Set down each record below precisely, skipping the pictures.

──────── Material provided

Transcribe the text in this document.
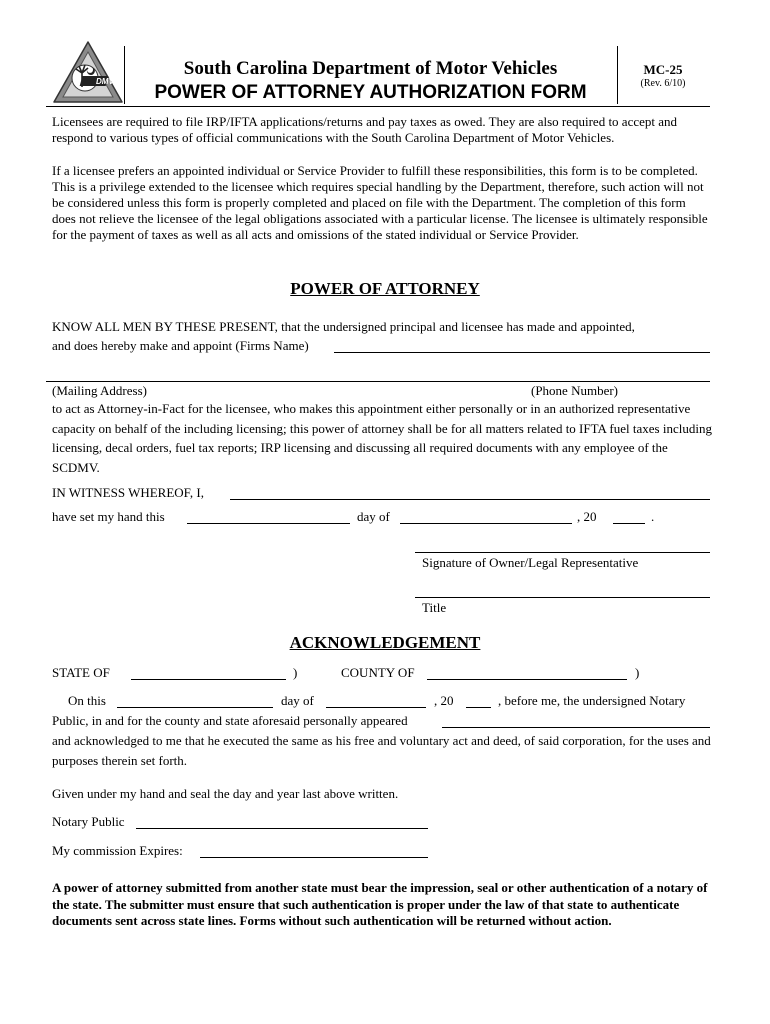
DMV
South Carolina Department of Motor Vehicles
POWER OF ATTORNEY AUTHORIZATION FORM
MC-25
(Rev. 6/10)
Licensees are required to file IRP/IFTA applications/returns and pay taxes as owed. They are also required to accept and respond to various types of official communications with the South Carolina Department of Motor Vehicles.
If a licensee prefers an appointed individual or Service Provider to fulfill these responsibilities, this form is to be completed. This is a privilege extended to the licensee which requires special handling by the Department, therefore, such action will not be considered unless this form is properly completed and placed on file with the Department. The completion of this form does not relieve the licensee of the legal obligations associated with a particular license. The licensee is ultimately responsible for the payment of taxes as well as all acts and omissions of the stated individual or Service Provider.
POWER OF ATTORNEY
KNOW ALL MEN BY THESE PRESENT, that the undersigned principal and licensee has made and appointed,
and does hereby make and appoint (Firms Name)
(Mailing Address)	(Phone Number)
to act as Attorney-in-Fact for the licensee, who makes this appointment either personally or in an authorized representative capacity on behalf of the including licensing; this power of attorney shall be for all matters related to IFTA fuel taxes including licensing, decal orders, fuel tax reports; IRP licensing and discussing all required documents with any employee of the SCDMV.
IN WITNESS WHEREOF, I,
have set my hand this	day of	, 20	.
Signature of Owner/Legal Representative
Title
ACKNOWLEDGEMENT
STATE OF	)	COUNTY OF	)
On this	day of	, 20	, before me, the undersigned Notary
Public, in and for the county and state aforesaid personally appeared
and acknowledged to me that he executed the same as his free and voluntary act and deed, of said corporation, for the uses and purposes therein set forth.
Given under my hand and seal the day and year last above written.
Notary Public
My commission Expires:
A power of attorney submitted from another state must bear the impression, seal or other authentication of a notary of the state. The submitter must ensure that such authentication is proper under the law of that state to authenticate documents sent across state lines. Forms without such authentication will be returned without action.
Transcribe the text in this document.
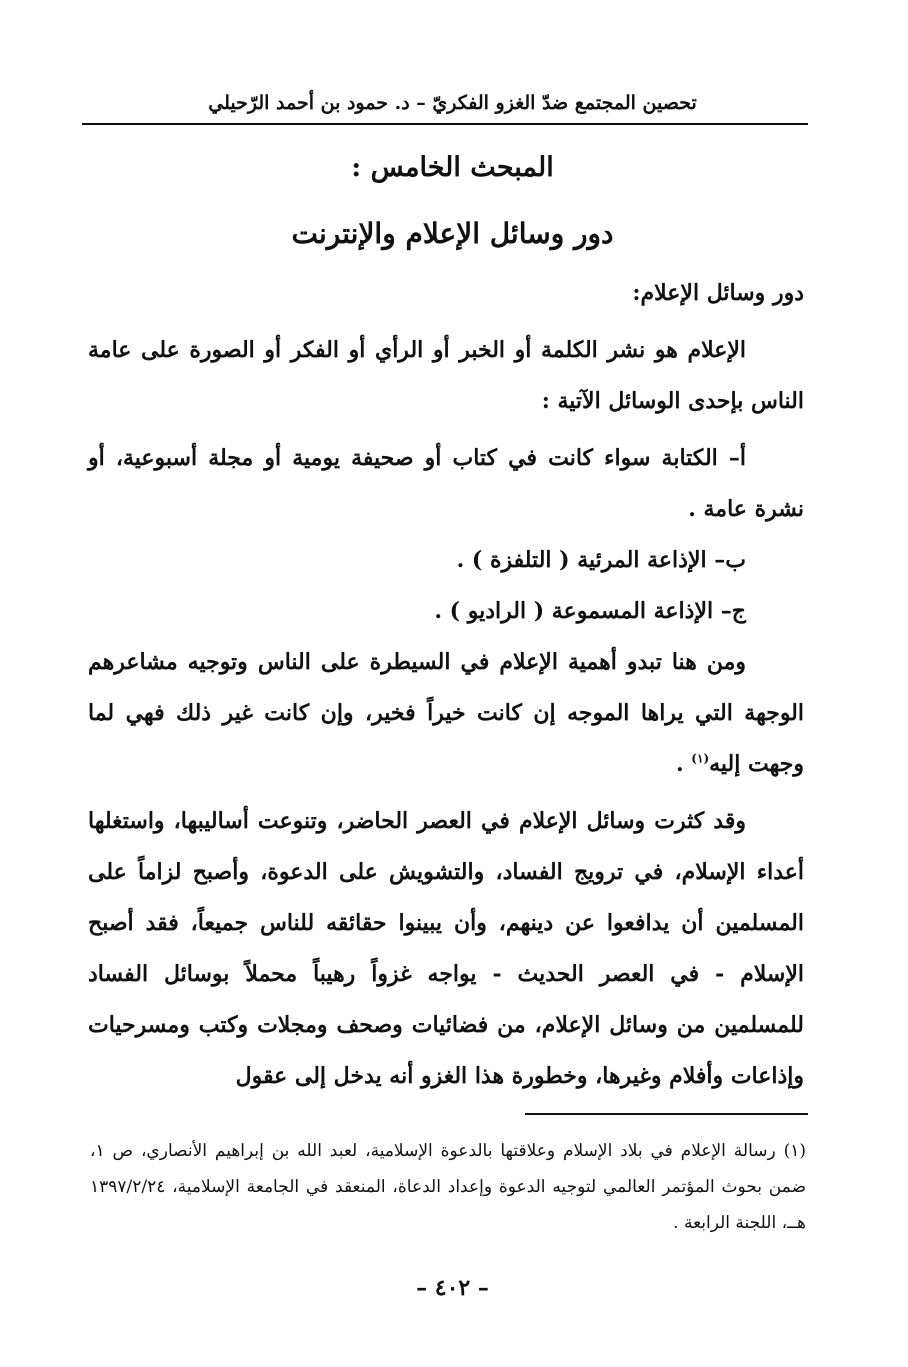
تحصين المجتمع ضدّ الغزو الفكريّ – د. حمود بن أحمد الرّحيلي
المبحث الخامس :
دور وسائل الإعلام والإنترنت

دور وسائل الإعلام:

الإعلام هو نشر الكلمة أو الخبر أو الرأي أو الفكر أو الصورة على عامة الناس بإحدى الوسائل الآتية :

أ– الكتابة سواء كانت في كتاب أو صحيفة يومية أو مجلة أسبوعية، أو نشرة عامة .

ب– الإذاعة المرئية ( التلفزة ) .

ج– الإذاعة المسموعة ( الراديو ) .

ومن هنا تبدو أهمية الإعلام في السيطرة على الناس وتوجيه مشاعرهم الوجهة التي يراها الموجه إن كانت خيراً فخير، وإن كانت غير ذلك فهي لما وجهت إليه$^{(١)}$ .

وقد كثرت وسائل الإعلام في العصر الحاضر، وتنوعت أساليبها، واستغلها أعداء الإسلام، في ترويج الفساد، والتشويش على الدعوة، وأصبح لزاماً على المسلمين أن يدافعوا عن دينهم، وأن يبينوا حقائقه للناس جميعاً، فقد أصبح الإسلام - في العصر الحديث - يواجه غزواً رهيباً محملاً بوسائل الفساد للمسلمين من وسائل الإعلام، من فضائيات وصحف ومجلات وكتب ومسرحيات وإذاعات وأفلام وغيرها، وخطورة هذا الغزو أنه يدخل إلى عقول

(١) رسالة الإعلام في بلاد الإسلام وعلاقتها بالدعوة الإسلامية، لعبد الله بن إبراهيم الأنصاري، ص ١، ضمن بحوث المؤتمر العالمي لتوجيه الدعوة وإعداد الدعاة، المنعقد في الجامعة الإسلامية، ١٣٩٧/٢/٢٤ هــ، اللجنة الرابعة .
– ٤٠٢ –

────────────────

Task response =
Transcribe the text in this document.
DMV
South Carolina Department of Motor Vehicles
POWER OF ATTORNEY AUTHORIZATION FORM
MC-25
(Rev. 6/10)
Licensees are required to file IRP/IFTA applications/returns and pay taxes as owed. They are also required to accept and respond to various types of official communications with the South Carolina Department of Motor Vehicles.
If a licensee prefers an appointed individual or Service Provider to fulfill these responsibilities, this form is to be completed. This is a privilege extended to the licensee which requires special handling by the Department, therefore, such action will not be considered unless this form is properly completed and placed on file with the Department. The completion of this form does not relieve the licensee of the legal obligations associated with a particular license. The licensee is ultimately responsible for the payment of taxes as well as all acts and omissions of the stated individual or Service Provider.
POWER OF ATTORNEY
KNOW ALL MEN BY THESE PRESENT, that the undersigned principal and licensee has made and appointed,
and does hereby make and appoint (Firms Name)
(Mailing Address)	(Phone Number)
to act as Attorney-in-Fact for the licensee, who makes this appointment either personally or in an authorized representative capacity on behalf of the including licensing; this power of attorney shall be for all matters related to IFTA fuel taxes including licensing, decal orders, fuel tax reports; IRP licensing and discussing all required documents with any employee of the SCDMV.
IN WITNESS WHEREOF, I,
have set my hand this	day of	, 20	.
Signature of Owner/Legal Representative
Title
ACKNOWLEDGEMENT
STATE OF	)	COUNTY OF	)
On this	day of	, 20	, before me, the undersigned Notary
Public, in and for the county and state aforesaid personally appeared
and acknowledged to me that he executed the same as his free and voluntary act and deed, of said corporation, for the uses and purposes therein set forth.
Given under my hand and seal the day and year last above written.
Notary Public
My commission Expires:
A power of attorney submitted from another state must bear the impression, seal or other authentication of a notary of the state. The submitter must ensure that such authentication is proper under the law of that state to authenticate documents sent across state lines. Forms without such authentication will be returned without action.
Transcribe the text in this document.
تحصين المجتمع ضدّ الغزو الفكريّ – د. حمود بن أحمد الرّحيلي
المبحث الخامس :
دور وسائل الإعلام والإنترنت

دور وسائل الإعلام:

الإعلام هو نشر الكلمة أو الخبر أو الرأي أو الفكر أو الصورة على عامة الناس بإحدى الوسائل الآتية :

أ– الكتابة سواء كانت في كتاب أو صحيفة يومية أو مجلة أسبوعية، أو نشرة عامة .

ب– الإذاعة المرئية ( التلفزة ) .

ج– الإذاعة المسموعة ( الراديو ) .

ومن هنا تبدو أهمية الإعلام في السيطرة على الناس وتوجيه مشاعرهم الوجهة التي يراها الموجه إن كانت خيراً فخير، وإن كانت غير ذلك فهي لما وجهت إليه$^{(١)}$ .

وقد كثرت وسائل الإعلام في العصر الحاضر، وتنوعت أساليبها، واستغلها أعداء الإسلام، في ترويج الفساد، والتشويش على الدعوة، وأصبح لزاماً على المسلمين أن يدافعوا عن دينهم، وأن يبينوا حقائقه للناس جميعاً، فقد أصبح الإسلام - في العصر الحديث - يواجه غزواً رهيباً محملاً بوسائل الفساد للمسلمين من وسائل الإعلام، من فضائيات وصحف ومجلات وكتب ومسرحيات وإذاعات وأفلام وغيرها، وخطورة هذا الغزو أنه يدخل إلى عقول

(١) رسالة الإعلام في بلاد الإسلام وعلاقتها بالدعوة الإسلامية، لعبد الله بن إبراهيم الأنصاري، ص ١، ضمن بحوث المؤتمر العالمي لتوجيه الدعوة وإعداد الدعاة، المنعقد في الجامعة الإسلامية، ١٣٩٧/٢/٢٤ هــ، اللجنة الرابعة .
– ٤٠٢ –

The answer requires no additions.